— start of Recorded data —
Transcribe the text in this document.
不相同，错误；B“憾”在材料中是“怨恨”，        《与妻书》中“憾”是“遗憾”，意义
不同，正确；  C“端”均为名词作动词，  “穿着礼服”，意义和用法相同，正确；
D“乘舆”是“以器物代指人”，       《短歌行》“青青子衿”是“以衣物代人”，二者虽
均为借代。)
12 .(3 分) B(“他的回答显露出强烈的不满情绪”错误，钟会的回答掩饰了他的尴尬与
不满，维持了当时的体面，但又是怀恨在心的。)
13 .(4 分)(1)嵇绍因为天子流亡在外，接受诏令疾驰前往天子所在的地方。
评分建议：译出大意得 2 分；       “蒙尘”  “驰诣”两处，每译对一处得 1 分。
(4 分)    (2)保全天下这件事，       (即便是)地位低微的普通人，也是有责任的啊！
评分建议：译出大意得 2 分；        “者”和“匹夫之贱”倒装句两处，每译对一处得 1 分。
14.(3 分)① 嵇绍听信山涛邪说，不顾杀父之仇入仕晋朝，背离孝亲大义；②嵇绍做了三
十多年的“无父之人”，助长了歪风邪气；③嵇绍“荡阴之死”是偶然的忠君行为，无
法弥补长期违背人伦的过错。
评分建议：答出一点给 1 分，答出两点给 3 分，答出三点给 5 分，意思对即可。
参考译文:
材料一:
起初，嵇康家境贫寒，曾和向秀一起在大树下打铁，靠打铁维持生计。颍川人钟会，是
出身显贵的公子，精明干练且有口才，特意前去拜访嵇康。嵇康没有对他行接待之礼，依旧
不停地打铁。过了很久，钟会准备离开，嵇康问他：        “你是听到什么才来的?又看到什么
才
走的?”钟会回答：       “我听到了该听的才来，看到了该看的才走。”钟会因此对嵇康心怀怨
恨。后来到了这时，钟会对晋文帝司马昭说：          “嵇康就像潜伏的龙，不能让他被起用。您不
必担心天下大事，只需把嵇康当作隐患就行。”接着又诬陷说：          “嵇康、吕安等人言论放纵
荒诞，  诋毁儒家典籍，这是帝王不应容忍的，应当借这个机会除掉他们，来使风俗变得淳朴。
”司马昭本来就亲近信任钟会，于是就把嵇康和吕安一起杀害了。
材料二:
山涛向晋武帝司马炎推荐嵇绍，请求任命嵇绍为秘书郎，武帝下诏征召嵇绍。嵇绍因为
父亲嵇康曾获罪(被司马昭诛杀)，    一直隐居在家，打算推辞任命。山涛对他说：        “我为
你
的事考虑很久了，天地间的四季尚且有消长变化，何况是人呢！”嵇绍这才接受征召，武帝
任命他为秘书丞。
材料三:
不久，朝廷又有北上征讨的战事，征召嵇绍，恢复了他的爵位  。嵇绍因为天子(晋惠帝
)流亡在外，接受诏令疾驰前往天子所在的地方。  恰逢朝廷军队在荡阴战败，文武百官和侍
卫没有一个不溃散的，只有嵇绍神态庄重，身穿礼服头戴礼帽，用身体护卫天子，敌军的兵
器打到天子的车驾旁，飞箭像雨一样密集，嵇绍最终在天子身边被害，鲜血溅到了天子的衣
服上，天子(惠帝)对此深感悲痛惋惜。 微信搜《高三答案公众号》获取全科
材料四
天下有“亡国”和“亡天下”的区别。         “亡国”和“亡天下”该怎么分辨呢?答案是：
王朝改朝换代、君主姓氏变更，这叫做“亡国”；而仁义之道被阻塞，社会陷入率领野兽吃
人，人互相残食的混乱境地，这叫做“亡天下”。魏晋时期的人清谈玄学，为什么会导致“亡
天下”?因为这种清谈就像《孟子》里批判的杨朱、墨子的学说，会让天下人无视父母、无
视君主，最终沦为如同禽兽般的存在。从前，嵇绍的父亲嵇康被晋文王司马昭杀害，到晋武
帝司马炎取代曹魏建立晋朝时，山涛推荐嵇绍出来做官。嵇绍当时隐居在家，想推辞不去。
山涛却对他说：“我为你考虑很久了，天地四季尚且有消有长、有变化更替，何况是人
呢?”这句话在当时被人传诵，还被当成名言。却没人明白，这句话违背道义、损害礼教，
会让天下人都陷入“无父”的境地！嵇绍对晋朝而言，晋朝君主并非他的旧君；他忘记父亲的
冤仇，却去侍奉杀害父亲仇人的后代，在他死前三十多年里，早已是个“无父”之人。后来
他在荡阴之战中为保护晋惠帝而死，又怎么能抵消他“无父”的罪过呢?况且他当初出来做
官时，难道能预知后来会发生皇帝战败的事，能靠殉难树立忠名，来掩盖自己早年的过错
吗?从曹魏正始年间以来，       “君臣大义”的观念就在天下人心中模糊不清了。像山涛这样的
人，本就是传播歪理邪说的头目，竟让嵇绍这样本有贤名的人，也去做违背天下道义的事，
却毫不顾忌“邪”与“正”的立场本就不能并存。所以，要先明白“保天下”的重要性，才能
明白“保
— end of Recorded data —
*Exercise requirements:*
Copy out every line holding the string "接受诏令疾驰前往天子所在的地方".

*Response:*
13 .(4 分)(1)嵇绍因为天子流亡在外，接受诏令疾驰前往天子所在的地方。
)流亡在外，接受诏令疾驰前往天子所在的地方。  恰逢朝廷军队在荡阴战败，文武百官和侍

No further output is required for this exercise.